== DATASET EXTRACT
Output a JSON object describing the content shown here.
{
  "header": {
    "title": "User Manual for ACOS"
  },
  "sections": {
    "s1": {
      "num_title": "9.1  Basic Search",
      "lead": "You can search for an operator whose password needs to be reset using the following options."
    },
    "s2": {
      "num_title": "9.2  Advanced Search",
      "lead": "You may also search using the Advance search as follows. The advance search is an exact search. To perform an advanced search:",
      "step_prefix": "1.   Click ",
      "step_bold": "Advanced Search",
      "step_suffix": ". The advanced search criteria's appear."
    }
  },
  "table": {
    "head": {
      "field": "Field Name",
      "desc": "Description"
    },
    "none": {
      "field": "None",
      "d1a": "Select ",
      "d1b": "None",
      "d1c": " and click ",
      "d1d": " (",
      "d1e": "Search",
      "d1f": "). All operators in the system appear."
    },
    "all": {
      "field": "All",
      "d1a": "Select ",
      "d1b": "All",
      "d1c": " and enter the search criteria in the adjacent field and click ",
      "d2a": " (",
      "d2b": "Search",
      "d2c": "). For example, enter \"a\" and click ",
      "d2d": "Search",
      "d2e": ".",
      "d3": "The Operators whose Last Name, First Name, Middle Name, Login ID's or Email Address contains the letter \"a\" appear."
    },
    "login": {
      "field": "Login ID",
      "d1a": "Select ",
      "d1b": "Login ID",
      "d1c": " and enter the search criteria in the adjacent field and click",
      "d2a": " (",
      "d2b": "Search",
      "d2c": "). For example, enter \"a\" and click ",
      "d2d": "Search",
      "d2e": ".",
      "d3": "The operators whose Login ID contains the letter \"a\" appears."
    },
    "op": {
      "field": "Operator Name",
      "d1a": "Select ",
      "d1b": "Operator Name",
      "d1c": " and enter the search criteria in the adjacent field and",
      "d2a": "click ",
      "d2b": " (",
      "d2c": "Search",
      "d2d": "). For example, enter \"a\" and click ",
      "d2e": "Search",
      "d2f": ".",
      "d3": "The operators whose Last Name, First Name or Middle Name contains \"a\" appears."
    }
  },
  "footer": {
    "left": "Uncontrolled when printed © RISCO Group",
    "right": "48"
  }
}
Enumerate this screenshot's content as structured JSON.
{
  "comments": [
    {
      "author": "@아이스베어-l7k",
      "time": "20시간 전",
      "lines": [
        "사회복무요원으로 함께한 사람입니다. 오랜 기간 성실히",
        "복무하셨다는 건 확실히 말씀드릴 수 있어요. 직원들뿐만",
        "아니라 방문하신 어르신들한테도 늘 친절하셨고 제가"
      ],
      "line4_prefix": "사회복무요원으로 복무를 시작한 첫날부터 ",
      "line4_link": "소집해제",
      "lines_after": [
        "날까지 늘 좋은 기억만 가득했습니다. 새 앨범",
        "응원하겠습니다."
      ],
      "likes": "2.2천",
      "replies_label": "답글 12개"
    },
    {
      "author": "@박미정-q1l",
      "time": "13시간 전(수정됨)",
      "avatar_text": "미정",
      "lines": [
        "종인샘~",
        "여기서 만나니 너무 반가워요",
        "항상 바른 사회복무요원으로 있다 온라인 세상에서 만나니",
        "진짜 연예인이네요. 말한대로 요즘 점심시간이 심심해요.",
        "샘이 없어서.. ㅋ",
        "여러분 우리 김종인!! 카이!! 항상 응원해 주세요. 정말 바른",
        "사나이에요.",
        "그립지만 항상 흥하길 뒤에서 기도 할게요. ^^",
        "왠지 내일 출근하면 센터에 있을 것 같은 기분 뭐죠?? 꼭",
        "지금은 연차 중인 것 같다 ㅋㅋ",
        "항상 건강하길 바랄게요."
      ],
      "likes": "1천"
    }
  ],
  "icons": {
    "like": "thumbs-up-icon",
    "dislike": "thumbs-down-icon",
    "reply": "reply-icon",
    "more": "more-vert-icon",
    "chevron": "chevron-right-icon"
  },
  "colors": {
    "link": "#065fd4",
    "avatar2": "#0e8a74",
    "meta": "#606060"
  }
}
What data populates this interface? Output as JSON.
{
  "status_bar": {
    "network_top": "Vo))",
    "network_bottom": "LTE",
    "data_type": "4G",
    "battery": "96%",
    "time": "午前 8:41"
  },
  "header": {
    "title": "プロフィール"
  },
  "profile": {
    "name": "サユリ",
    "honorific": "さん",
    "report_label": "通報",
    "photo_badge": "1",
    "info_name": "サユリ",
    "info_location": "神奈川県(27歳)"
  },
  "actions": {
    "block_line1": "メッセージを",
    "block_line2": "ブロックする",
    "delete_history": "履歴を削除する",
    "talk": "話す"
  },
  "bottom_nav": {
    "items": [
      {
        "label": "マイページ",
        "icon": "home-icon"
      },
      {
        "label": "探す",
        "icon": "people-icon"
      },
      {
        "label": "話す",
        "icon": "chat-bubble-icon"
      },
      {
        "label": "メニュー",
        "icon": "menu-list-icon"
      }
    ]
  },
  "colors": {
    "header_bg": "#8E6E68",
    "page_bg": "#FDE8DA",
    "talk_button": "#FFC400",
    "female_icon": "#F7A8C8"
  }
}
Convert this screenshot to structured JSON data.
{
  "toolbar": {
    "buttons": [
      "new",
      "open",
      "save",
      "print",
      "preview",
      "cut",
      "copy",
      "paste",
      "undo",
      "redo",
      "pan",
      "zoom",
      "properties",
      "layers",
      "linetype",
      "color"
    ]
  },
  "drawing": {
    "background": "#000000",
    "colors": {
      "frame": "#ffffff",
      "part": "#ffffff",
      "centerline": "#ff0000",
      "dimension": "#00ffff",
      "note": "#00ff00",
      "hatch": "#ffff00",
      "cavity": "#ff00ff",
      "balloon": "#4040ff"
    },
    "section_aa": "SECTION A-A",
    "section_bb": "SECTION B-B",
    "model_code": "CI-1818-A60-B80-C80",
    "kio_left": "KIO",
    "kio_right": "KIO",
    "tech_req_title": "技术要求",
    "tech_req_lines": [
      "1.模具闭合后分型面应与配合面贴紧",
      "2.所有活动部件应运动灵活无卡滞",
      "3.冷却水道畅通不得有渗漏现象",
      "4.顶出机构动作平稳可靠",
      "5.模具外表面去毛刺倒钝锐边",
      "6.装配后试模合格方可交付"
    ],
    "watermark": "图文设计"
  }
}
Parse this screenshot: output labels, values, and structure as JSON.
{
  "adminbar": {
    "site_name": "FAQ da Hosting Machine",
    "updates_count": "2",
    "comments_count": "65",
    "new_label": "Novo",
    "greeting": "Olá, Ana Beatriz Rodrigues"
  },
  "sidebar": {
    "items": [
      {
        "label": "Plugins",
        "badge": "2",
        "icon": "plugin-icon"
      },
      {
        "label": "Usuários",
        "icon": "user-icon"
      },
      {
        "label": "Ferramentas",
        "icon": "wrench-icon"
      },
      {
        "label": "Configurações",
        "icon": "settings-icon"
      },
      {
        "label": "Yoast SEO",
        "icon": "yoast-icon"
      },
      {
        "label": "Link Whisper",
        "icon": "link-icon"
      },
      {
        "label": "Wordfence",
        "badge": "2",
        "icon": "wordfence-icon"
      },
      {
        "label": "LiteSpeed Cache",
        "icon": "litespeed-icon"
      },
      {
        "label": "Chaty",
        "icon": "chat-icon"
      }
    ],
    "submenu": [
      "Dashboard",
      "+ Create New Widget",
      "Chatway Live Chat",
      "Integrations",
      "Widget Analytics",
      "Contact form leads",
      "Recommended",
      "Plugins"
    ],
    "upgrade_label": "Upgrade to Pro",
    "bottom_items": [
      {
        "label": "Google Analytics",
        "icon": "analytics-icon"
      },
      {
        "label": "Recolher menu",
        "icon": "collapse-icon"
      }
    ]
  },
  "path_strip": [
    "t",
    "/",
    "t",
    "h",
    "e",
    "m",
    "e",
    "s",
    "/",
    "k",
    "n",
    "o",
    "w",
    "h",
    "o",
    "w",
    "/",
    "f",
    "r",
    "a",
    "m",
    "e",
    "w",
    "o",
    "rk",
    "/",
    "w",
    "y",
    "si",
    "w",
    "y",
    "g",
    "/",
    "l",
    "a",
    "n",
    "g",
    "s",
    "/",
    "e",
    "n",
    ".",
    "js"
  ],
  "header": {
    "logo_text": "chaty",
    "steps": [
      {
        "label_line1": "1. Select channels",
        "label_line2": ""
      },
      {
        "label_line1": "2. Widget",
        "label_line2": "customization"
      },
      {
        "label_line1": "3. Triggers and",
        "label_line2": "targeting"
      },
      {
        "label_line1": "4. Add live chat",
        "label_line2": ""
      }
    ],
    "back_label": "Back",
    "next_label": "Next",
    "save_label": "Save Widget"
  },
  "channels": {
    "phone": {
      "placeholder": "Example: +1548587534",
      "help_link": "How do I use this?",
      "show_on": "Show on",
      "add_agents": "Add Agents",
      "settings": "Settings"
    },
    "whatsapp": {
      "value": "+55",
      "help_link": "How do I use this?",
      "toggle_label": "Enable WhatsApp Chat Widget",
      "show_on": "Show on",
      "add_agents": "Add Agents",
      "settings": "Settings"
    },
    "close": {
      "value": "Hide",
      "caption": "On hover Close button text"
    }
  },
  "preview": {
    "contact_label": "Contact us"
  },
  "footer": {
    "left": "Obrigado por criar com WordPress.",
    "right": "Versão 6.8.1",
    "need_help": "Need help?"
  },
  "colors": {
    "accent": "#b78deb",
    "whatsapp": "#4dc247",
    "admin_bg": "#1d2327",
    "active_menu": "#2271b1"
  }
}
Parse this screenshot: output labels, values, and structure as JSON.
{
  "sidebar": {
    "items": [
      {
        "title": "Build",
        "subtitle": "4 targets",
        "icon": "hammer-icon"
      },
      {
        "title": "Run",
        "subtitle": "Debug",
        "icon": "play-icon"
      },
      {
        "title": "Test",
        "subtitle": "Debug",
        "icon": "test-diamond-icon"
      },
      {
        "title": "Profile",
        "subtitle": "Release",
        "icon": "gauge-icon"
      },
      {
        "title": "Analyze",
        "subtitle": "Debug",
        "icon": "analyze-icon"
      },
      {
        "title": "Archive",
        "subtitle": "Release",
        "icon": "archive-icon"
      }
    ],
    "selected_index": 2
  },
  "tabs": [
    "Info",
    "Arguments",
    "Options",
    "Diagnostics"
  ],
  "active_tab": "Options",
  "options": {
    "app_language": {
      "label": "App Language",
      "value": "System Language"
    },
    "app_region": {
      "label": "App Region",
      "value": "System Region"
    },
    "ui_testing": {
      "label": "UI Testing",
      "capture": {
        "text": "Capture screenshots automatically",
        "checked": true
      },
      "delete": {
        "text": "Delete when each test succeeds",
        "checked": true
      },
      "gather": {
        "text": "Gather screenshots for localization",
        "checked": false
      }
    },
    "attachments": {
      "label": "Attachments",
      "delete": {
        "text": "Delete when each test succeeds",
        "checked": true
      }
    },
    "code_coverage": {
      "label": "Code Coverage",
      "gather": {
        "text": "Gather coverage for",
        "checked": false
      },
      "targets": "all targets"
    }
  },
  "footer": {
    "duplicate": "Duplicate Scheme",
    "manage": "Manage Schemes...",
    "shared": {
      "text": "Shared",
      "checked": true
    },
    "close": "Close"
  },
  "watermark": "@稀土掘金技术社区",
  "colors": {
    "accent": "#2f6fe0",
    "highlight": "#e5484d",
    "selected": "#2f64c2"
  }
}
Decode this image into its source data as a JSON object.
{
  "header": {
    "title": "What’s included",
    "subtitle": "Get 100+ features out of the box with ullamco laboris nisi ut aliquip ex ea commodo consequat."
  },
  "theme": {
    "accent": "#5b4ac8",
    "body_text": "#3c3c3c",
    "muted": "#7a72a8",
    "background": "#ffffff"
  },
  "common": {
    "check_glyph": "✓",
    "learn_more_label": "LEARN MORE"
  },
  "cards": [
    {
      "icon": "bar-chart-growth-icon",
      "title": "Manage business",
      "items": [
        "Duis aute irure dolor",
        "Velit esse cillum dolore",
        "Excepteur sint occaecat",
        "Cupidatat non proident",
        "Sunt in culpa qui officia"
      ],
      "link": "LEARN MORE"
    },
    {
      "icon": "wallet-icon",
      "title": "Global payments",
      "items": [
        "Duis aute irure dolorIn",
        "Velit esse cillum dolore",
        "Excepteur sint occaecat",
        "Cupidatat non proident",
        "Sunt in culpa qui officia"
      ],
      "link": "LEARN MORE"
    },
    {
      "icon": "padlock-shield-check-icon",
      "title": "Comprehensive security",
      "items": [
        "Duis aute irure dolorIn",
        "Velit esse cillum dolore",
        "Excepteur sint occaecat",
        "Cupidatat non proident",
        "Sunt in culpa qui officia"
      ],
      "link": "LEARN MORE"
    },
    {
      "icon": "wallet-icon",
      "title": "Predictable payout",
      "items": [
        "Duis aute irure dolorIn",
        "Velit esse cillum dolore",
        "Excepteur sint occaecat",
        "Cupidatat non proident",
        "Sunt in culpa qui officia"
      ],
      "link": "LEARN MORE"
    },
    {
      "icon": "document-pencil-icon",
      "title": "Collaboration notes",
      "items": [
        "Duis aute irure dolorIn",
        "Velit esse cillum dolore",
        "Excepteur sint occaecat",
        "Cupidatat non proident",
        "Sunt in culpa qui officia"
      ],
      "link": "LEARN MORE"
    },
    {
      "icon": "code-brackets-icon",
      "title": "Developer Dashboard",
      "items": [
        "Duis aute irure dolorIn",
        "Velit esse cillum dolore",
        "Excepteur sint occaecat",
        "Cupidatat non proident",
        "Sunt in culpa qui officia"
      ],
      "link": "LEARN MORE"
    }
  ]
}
====
EXERCISE DESCRIPTION | Look for the word "Middle" in every line of the listing and copy the lines that have it.

RESULT OF THE EXERCISE |
      "d3": "The Operators whose Last Name, First Name, Middle Name, Login ID's or Email Address contains the letter \"a\" appear."
      "d3": "The operators whose Last Name, First Name or Middle Name contains \"a\" appears."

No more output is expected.